### DIRECTIONS
Are you able to retype all the records below exactly?

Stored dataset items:

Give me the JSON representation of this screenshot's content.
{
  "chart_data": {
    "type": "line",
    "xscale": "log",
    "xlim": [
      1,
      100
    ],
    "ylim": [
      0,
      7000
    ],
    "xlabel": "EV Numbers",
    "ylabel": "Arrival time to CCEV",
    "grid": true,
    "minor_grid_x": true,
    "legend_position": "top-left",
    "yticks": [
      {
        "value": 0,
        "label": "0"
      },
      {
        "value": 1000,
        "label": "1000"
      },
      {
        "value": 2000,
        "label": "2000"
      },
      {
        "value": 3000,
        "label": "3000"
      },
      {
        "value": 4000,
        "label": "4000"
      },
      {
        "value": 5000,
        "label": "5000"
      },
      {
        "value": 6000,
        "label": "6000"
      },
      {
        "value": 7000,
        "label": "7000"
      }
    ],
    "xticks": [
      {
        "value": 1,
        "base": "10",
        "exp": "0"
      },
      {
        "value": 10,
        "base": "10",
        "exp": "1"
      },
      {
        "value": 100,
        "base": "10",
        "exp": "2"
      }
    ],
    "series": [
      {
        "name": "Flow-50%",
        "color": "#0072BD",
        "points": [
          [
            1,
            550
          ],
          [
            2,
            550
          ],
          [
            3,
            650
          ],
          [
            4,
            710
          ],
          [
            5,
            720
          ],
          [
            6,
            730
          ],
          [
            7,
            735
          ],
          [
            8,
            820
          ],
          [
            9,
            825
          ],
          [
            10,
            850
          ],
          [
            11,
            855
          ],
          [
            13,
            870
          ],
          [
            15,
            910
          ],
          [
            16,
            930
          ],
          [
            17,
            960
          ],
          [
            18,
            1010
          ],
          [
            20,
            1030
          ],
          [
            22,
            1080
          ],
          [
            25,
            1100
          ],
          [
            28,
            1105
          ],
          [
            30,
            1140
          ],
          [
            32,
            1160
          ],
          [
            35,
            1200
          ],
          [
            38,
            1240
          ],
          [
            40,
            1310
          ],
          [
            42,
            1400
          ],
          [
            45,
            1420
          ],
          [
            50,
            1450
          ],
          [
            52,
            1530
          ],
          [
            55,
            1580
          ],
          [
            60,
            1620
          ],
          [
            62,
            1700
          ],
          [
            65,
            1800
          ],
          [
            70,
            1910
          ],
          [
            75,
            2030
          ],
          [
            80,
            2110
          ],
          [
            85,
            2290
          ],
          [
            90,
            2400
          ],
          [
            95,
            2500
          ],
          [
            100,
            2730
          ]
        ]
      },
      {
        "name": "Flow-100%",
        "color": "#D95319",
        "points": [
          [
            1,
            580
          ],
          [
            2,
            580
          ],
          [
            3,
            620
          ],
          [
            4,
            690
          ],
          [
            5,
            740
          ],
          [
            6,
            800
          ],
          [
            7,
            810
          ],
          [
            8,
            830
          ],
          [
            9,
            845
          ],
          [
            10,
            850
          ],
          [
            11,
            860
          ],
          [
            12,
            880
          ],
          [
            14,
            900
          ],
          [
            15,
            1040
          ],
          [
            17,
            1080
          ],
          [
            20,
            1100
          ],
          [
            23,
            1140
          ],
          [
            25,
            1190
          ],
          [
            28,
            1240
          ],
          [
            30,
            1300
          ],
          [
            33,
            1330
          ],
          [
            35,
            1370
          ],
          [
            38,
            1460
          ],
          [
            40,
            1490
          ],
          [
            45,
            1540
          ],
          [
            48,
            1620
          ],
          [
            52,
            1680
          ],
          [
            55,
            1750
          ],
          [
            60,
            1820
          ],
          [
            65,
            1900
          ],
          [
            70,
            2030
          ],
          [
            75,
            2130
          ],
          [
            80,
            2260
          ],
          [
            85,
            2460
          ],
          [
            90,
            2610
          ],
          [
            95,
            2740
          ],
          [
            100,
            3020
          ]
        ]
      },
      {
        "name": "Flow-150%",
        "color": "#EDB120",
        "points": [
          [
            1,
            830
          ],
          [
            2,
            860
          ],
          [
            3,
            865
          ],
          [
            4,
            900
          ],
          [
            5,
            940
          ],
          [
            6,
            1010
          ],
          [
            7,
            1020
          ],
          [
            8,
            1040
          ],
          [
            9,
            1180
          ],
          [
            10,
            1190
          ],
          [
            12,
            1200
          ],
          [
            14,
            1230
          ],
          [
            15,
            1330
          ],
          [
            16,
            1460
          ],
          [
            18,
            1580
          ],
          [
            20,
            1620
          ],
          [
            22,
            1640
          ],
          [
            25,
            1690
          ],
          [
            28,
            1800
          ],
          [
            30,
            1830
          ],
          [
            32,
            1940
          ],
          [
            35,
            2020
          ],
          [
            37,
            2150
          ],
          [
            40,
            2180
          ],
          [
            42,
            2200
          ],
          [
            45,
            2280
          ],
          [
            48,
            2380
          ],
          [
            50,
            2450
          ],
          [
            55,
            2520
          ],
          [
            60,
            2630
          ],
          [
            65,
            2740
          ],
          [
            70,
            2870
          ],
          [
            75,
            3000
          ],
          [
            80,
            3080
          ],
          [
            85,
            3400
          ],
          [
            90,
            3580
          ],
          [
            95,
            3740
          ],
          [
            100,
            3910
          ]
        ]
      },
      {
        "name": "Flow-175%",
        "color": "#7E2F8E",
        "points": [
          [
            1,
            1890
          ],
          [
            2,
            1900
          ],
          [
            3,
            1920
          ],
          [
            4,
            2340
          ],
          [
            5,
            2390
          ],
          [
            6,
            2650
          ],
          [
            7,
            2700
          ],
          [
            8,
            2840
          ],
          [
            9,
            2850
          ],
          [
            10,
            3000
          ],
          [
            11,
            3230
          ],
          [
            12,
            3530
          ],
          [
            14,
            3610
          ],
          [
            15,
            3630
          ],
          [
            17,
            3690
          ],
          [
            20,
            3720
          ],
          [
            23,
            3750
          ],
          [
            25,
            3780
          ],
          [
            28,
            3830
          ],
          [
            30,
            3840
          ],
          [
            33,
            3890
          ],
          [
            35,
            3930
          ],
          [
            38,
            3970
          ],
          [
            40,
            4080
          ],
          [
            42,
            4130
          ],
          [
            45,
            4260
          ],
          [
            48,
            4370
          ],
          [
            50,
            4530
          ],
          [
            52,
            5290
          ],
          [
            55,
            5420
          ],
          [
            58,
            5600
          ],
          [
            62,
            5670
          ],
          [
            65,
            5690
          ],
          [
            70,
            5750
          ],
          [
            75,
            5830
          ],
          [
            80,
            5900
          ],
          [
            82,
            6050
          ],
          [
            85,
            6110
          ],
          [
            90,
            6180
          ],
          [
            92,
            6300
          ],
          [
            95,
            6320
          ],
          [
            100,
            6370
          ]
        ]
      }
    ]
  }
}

### SOLUTION TO THIS PROBLEM
Give me the JSON representation of this screenshot's content.
{
  "chart_data": {
    "type": "line",
    "xscale": "log",
    "xlim": [
      1,
      100
    ],
    "ylim": [
      0,
      7000
    ],
    "xlabel": "EV Numbers",
    "ylabel": "Arrival time to CCEV",
    "grid": true,
    "minor_grid_x": true,
    "legend_position": "top-left",
    "yticks": [
      {
        "value": 0,
        "label": "0"
      },
      {
        "value": 1000,
        "label": "1000"
      },
      {
        "value": 2000,
        "label": "2000"
      },
      {
        "value": 3000,
        "label": "3000"
      },
      {
        "value": 4000,
        "label": "4000"
      },
      {
        "value": 5000,
        "label": "5000"
      },
      {
        "value": 6000,
        "label": "6000"
      },
      {
        "value": 7000,
        "label": "7000"
      }
    ],
    "xticks": [
      {
        "value": 1,
        "base": "10",
        "exp": "0"
      },
      {
        "value": 10,
        "base": "10",
        "exp": "1"
      },
      {
        "value": 100,
        "base": "10",
        "exp": "2"
      }
    ],
    "series": [
      {
        "name": "Flow-50%",
        "color": "#0072BD",
        "points": [
          [
            1,
            550
          ],
          [
            2,
            550
          ],
          [
            3,
            650
          ],
          [
            4,
            710
          ],
          [
            5,
            720
          ],
          [
            6,
            730
          ],
          [
            7,
            735
          ],
          [
            8,
            820
          ],
          [
            9,
            825
          ],
          [
            10,
            850
          ],
          [
            11,
            855
          ],
          [
            13,
            870
          ],
          [
            15,
            910
          ],
          [
            16,
            930
          ],
          [
            17,
            960
          ],
          [
            18,
            1010
          ],
          [
            20,
            1030
          ],
          [
            22,
            1080
          ],
          [
            25,
            1100
          ],
          [
            28,
            1105
          ],
          [
            30,
            1140
          ],
          [
            32,
            1160
          ],
          [
            35,
            1200
          ],
          [
            38,
            1240
          ],
          [
            40,
            1310
          ],
          [
            42,
            1400
          ],
          [
            45,
            1420
          ],
          [
            50,
            1450
          ],
          [
            52,
            1530
          ],
          [
            55,
            1580
          ],
          [
            60,
            1620
          ],
          [
            62,
            1700
          ],
          [
            65,
            1800
          ],
          [
            70,
            1910
          ],
          [
            75,
            2030
          ],
          [
            80,
            2110
          ],
          [
            85,
            2290
          ],
          [
            90,
            2400
          ],
          [
            95,
            2500
          ],
          [
            100,
            2730
          ]
        ]
      },
      {
        "name": "Flow-100%",
        "color": "#D95319",
        "points": [
          [
            1,
            580
          ],
          [
            2,
            580
          ],
          [
            3,
            620
          ],
          [
            4,
            690
          ],
          [
            5,
            740
          ],
          [
            6,
            800
          ],
          [
            7,
            810
          ],
          [
            8,
            830
          ],
          [
            9,
            845
          ],
          [
            10,
            850
          ],
          [
            11,
            860
          ],
          [
            12,
            880
          ],
          [
            14,
            900
          ],
          [
            15,
            1040
          ],
          [
            17,
            1080
          ],
          [
            20,
            1100
          ],
          [
            23,
            1140
          ],
          [
            25,
            1190
          ],
          [
            28,
            1240
          ],
          [
            30,
            1300
          ],
          [
            33,
            1330
          ],
          [
            35,
            1370
          ],
          [
            38,
            1460
          ],
          [
            40,
            1490
          ],
          [
            45,
            1540
          ],
          [
            48,
            1620
          ],
          [
            52,
            1680
          ],
          [
            55,
            1750
          ],
          [
            60,
            1820
          ],
          [
            65,
            1900
          ],
          [
            70,
            2030
          ],
          [
            75,
            2130
          ],
          [
            80,
            2260
          ],
          [
            85,
            2460
          ],
          [
            90,
            2610
          ],
          [
            95,
            2740
          ],
          [
            100,
            3020
          ]
        ]
      },
      {
        "name": "Flow-150%",
        "color": "#EDB120",
        "points": [
          [
            1,
            830
          ],
          [
            2,
            860
          ],
          [
            3,
            865
          ],
          [
            4,
            900
          ],
          [
            5,
            940
          ],
          [
            6,
            1010
          ],
          [
            7,
            1020
          ],
          [
            8,
            1040
          ],
          [
            9,
            1180
          ],
          [
            10,
            1190
          ],
          [
            12,
            1200
          ],
          [
            14,
            1230
          ],
          [
            15,
            1330
          ],
          [
            16,
            1460
          ],
          [
            18,
            1580
          ],
          [
            20,
            1620
          ],
          [
            22,
            1640
          ],
          [
            25,
            1690
          ],
          [
            28,
            1800
          ],
          [
            30,
            1830
          ],
          [
            32,
            1940
          ],
          [
            35,
            2020
          ],
          [
            37,
            2150
          ],
          [
            40,
            2180
          ],
          [
            42,
            2200
          ],
          [
            45,
            2280
          ],
          [
            48,
            2380
          ],
          [
            50,
            2450
          ],
          [
            55,
            2520
          ],
          [
            60,
            2630
          ],
          [
            65,
            2740
          ],
          [
            70,
            2870
          ],
          [
            75,
            3000
          ],
          [
            80,
            3080
          ],
          [
            85,
            3400
          ],
          [
            90,
            3580
          ],
          [
            95,
            3740
          ],
          [
            100,
            3910
          ]
        ]
      },
      {
        "name": "Flow-175%",
        "color": "#7E2F8E",
        "points": [
          [
            1,
            1890
          ],
          [
            2,
            1900
          ],
          [
            3,
            1920
          ],
          [
            4,
            2340
          ],
          [
            5,
            2390
          ],
          [
            6,
            2650
          ],
          [
            7,
            2700
          ],
          [
            8,
            2840
          ],
          [
            9,
            2850
          ],
          [
            10,
            3000
          ],
          [
            11,
            3230
          ],
          [
            12,
            3530
          ],
          [
            14,
            3610
          ],
          [
            15,
            3630
          ],
          [
            17,
            3690
          ],
          [
            20,
            3720
          ],
          [
            23,
            3750
          ],
          [
            25,
            3780
          ],
          [
            28,
            3830
          ],
          [
            30,
            3840
          ],
          [
            33,
            3890
          ],
          [
            35,
            3930
          ],
          [
            38,
            3970
          ],
          [
            40,
            4080
          ],
          [
            42,
            4130
          ],
          [
            45,
            4260
          ],
          [
            48,
            4370
          ],
          [
            50,
            4530
          ],
          [
            52,
            5290
          ],
          [
            55,
            5420
          ],
          [
            58,
            5600
          ],
          [
            62,
            5670
          ],
          [
            65,
            5690
          ],
          [
            70,
            5750
          ],
          [
            75,
            5830
          ],
          [
            80,
            5900
          ],
          [
            82,
            6050
          ],
          [
            85,
            6110
          ],
          [
            90,
            6180
          ],
          [
            92,
            6300
          ],
          [
            95,
            6320
          ],
          [
            100,
            6370
          ]
        ]
      }
    ]
  }
}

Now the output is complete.